**** RECORDS FOR THE TASK ****

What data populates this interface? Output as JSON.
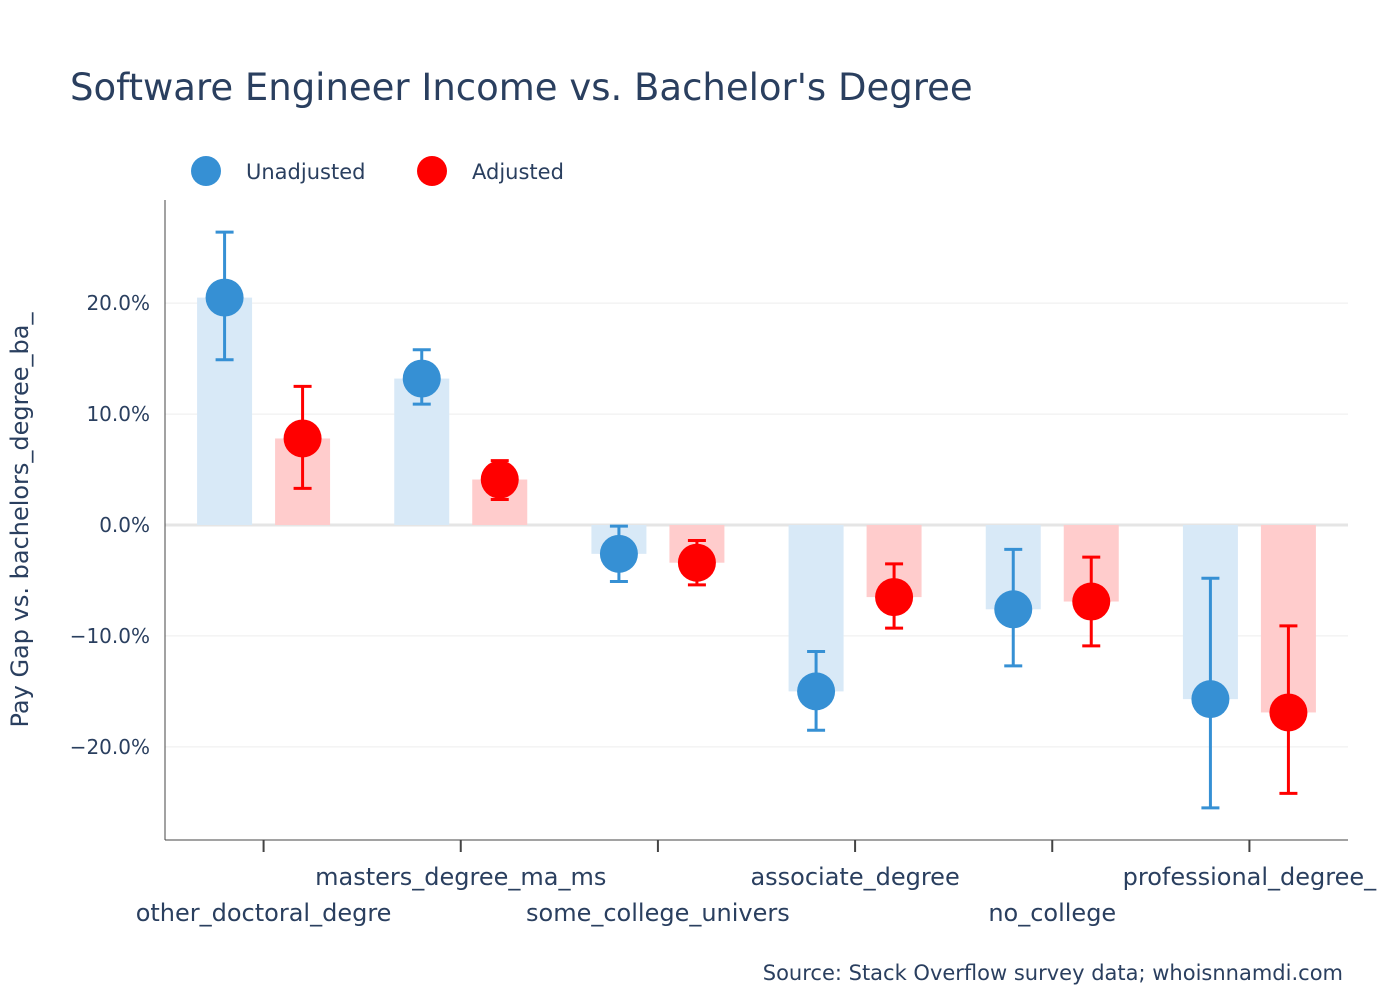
{
  "chart_data": {
    "type": "bar+scatter with error bars",
    "title": "Software Engineer Income vs. Bachelor's Degree",
    "ylabel": "Pay Gap vs. bachelors_degree_ba_",
    "xlabel": "",
    "source": "Source: Stack Overflow survey data; whoisnnamdi.com",
    "categories": [
      "other_doctoral_degre",
      "masters_degree_ma_ms",
      "some_college_univers",
      "associate_degree",
      "no_college",
      "professional_degree_"
    ],
    "ylim": [
      -28.4,
      29.3
    ],
    "yticks": [
      20,
      10,
      0,
      -10,
      -20
    ],
    "ytick_labels": [
      "20.0%",
      "10.0%",
      "0.0%",
      "−10.0%",
      "−20.0%"
    ],
    "grid": true,
    "legend_position": "top-left, horizontal",
    "series": [
      {
        "name": "Unadjusted",
        "color": "#3690d4",
        "bar_color": "#d8e9f7",
        "values": [
          20.5,
          13.2,
          -2.6,
          -15.0,
          -7.6,
          -15.7
        ],
        "error_upper": [
          26.4,
          15.8,
          -0.1,
          -11.4,
          -2.2,
          -4.8
        ],
        "error_lower": [
          14.9,
          10.9,
          -5.1,
          -18.5,
          -12.7,
          -25.5
        ]
      },
      {
        "name": "Adjusted",
        "color": "#ff0000",
        "bar_color": "#ffcccc",
        "values": [
          7.8,
          4.1,
          -3.4,
          -6.5,
          -6.9,
          -16.9
        ],
        "error_upper": [
          12.5,
          5.8,
          -1.4,
          -3.5,
          -2.9,
          -9.1
        ],
        "error_lower": [
          3.3,
          2.3,
          -5.4,
          -9.3,
          -10.9,
          -24.2
        ]
      }
    ]
  }
}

****

## EXERCISE DESCRIPTION
Exactly as written, return every line of the listing, but not the pictures.

## FINISHED EXERCISE
What data populates this interface? Output as JSON.
{
  "chart_data": {
    "type": "bar+scatter with error bars",
    "title": "Software Engineer Income vs. Bachelor's Degree",
    "ylabel": "Pay Gap vs. bachelors_degree_ba_",
    "xlabel": "",
    "source": "Source: Stack Overflow survey data; whoisnnamdi.com",
    "categories": [
      "other_doctoral_degre",
      "masters_degree_ma_ms",
      "some_college_univers",
      "associate_degree",
      "no_college",
      "professional_degree_"
    ],
    "ylim": [
      -28.4,
      29.3
    ],
    "yticks": [
      20,
      10,
      0,
      -10,
      -20
    ],
    "ytick_labels": [
      "20.0%",
      "10.0%",
      "0.0%",
      "−10.0%",
      "−20.0%"
    ],
    "grid": true,
    "legend_position": "top-left, horizontal",
    "series": [
      {
        "name": "Unadjusted",
        "color": "#3690d4",
        "bar_color": "#d8e9f7",
        "values": [
          20.5,
          13.2,
          -2.6,
          -15.0,
          -7.6,
          -15.7
        ],
        "error_upper": [
          26.4,
          15.8,
          -0.1,
          -11.4,
          -2.2,
          -4.8
        ],
        "error_lower": [
          14.9,
          10.9,
          -5.1,
          -18.5,
          -12.7,
          -25.5
        ]
      },
      {
        "name": "Adjusted",
        "color": "#ff0000",
        "bar_color": "#ffcccc",
        "values": [
          7.8,
          4.1,
          -3.4,
          -6.5,
          -6.9,
          -16.9
        ],
        "error_upper": [
          12.5,
          5.8,
          -1.4,
          -3.5,
          -2.9,
          -9.1
        ],
        "error_lower": [
          3.3,
          2.3,
          -5.4,
          -9.3,
          -10.9,
          -24.2
        ]
      }
    ]
  }
}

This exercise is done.